=== What is asked ===
Skip every picture, and output exactly the lines starting at the one with "Convert this screenshot" and running through the last line of the material below.

── Data extract ──

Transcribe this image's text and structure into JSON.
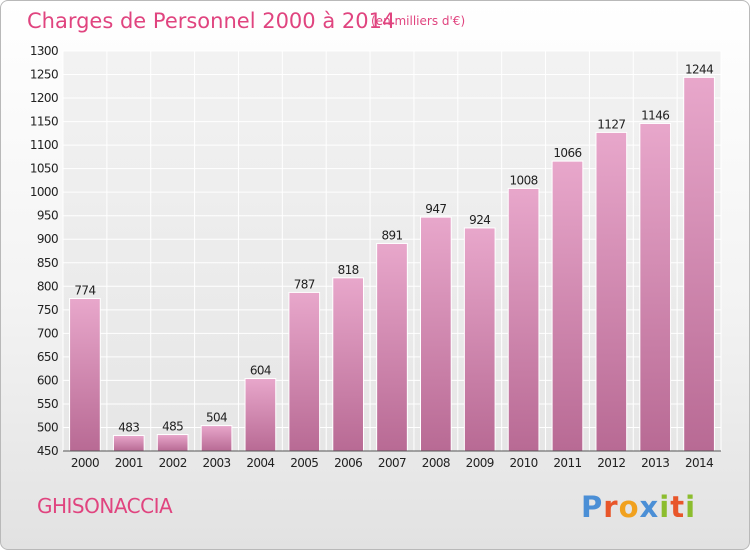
{
  "chart_data": {
    "type": "bar",
    "title": "Charges de Personnel 2000 à 2014",
    "subtitle": "(en milliers d'€)",
    "categories": [
      "2000",
      "2001",
      "2002",
      "2003",
      "2004",
      "2005",
      "2006",
      "2007",
      "2008",
      "2009",
      "2010",
      "2011",
      "2012",
      "2013",
      "2014"
    ],
    "values": [
      774,
      483,
      485,
      504,
      604,
      787,
      818,
      891,
      947,
      924,
      1008,
      1066,
      1127,
      1146,
      1244
    ],
    "ylim": [
      450,
      1300
    ],
    "yticks": [
      450,
      500,
      550,
      600,
      650,
      700,
      750,
      800,
      850,
      900,
      950,
      1000,
      1050,
      1100,
      1150,
      1200,
      1250,
      1300
    ],
    "grid": true,
    "legend": "none",
    "bar_color": "#d17aa8"
  },
  "commune": "GHISONACCIA",
  "brand": {
    "text": "Proxiti",
    "letters": [
      "P",
      "r",
      "o",
      "x",
      "i",
      "t",
      "i"
    ],
    "colors": [
      "#4b8fd6",
      "#e8562a",
      "#f1a11e",
      "#4b8fd6",
      "#8cbd2e",
      "#e8562a",
      "#8cbd2e"
    ]
  }
}
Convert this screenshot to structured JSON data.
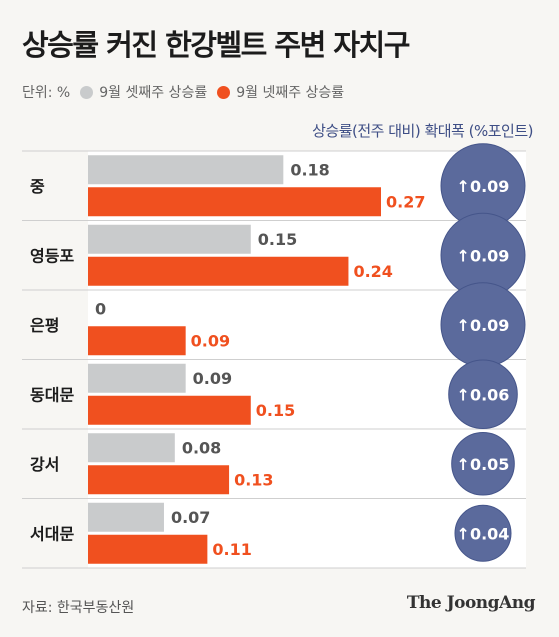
{
  "title": "상승률 커진 한강벨트 주변 자치구",
  "legend": {
    "unit": "단위: %",
    "series1": "9월 셋째주 상승률",
    "series2": "9월 넷째주 상승률"
  },
  "circle_header": "상승률(전주 대비) 확대폭 (%포인트)",
  "source": "자료: 한국부동산원",
  "brand": "The JoongAng",
  "colors": {
    "series1": "#c9cbcc",
    "series2": "#f0501f",
    "circle": "#5b6a9c",
    "circle_stroke": "#45558a"
  },
  "chart_data": {
    "type": "bar",
    "orientation": "horizontal",
    "categories": [
      "중",
      "영등포",
      "은평",
      "동대문",
      "강서",
      "서대문"
    ],
    "series": [
      {
        "name": "9월 셋째주 상승률",
        "values": [
          0.18,
          0.15,
          0,
          0.09,
          0.08,
          0.07
        ],
        "labels": [
          "0.18",
          "0.15",
          "0",
          "0.09",
          "0.08",
          "0.07"
        ]
      },
      {
        "name": "9월 넷째주 상승률",
        "values": [
          0.27,
          0.24,
          0.09,
          0.15,
          0.13,
          0.11
        ],
        "labels": [
          "0.27",
          "0.24",
          "0.09",
          "0.15",
          "0.13",
          "0.11"
        ]
      }
    ],
    "increase": {
      "name": "상승률(전주 대비) 확대폭 (%포인트)",
      "values": [
        0.09,
        0.09,
        0.09,
        0.06,
        0.05,
        0.04
      ],
      "labels": [
        "↑0.09",
        "↑0.09",
        "↑0.09",
        "↑0.06",
        "↑0.05",
        "↑0.04"
      ]
    },
    "xlim": [
      0,
      0.27
    ]
  }
}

───

=== Written reply ===
Convert this screenshot to structured JSON data.
{
  "title": "상승률 커진 한강벨트 주변 자치구",
  "legend": {
    "unit": "단위: %",
    "series1": "9월 셋째주 상승률",
    "series2": "9월 넷째주 상승률"
  },
  "circle_header": "상승률(전주 대비) 확대폭 (%포인트)",
  "source": "자료: 한국부동산원",
  "brand": "The JoongAng",
  "colors": {
    "series1": "#c9cbcc",
    "series2": "#f0501f",
    "circle": "#5b6a9c",
    "circle_stroke": "#45558a"
  },
  "chart_data": {
    "type": "bar",
    "orientation": "horizontal",
    "categories": [
      "중",
      "영등포",
      "은평",
      "동대문",
      "강서",
      "서대문"
    ],
    "series": [
      {
        "name": "9월 셋째주 상승률",
        "values": [
          0.18,
          0.15,
          0,
          0.09,
          0.08,
          0.07
        ],
        "labels": [
          "0.18",
          "0.15",
          "0",
          "0.09",
          "0.08",
          "0.07"
        ]
      },
      {
        "name": "9월 넷째주 상승률",
        "values": [
          0.27,
          0.24,
          0.09,
          0.15,
          0.13,
          0.11
        ],
        "labels": [
          "0.27",
          "0.24",
          "0.09",
          "0.15",
          "0.13",
          "0.11"
        ]
      }
    ],
    "increase": {
      "name": "상승률(전주 대비) 확대폭 (%포인트)",
      "values": [
        0.09,
        0.09,
        0.09,
        0.06,
        0.05,
        0.04
      ],
      "labels": [
        "↑0.09",
        "↑0.09",
        "↑0.09",
        "↑0.06",
        "↑0.05",
        "↑0.04"
      ]
    },
    "xlim": [
      0,
      0.27
    ]
  }
}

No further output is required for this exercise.